Dataset items

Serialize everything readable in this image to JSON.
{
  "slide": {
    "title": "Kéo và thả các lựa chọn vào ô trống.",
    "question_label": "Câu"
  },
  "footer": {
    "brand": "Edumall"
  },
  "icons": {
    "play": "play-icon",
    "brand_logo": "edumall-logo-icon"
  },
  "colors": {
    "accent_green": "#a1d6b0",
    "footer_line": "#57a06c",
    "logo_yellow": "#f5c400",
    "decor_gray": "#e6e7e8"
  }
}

_Goal_: Transcribe each entry precisely, missing none.

_Finished exercise_:
Serialize everything readable in this image to JSON.
{
  "slide": {
    "title": "Kéo và thả các lựa chọn vào ô trống.",
    "question_label": "Câu"
  },
  "footer": {
    "brand": "Edumall"
  },
  "icons": {
    "play": "play-icon",
    "brand_logo": "edumall-logo-icon"
  },
  "colors": {
    "accent_green": "#a1d6b0",
    "footer_line": "#57a06c",
    "logo_yellow": "#f5c400",
    "decor_gray": "#e6e7e8"
  }
}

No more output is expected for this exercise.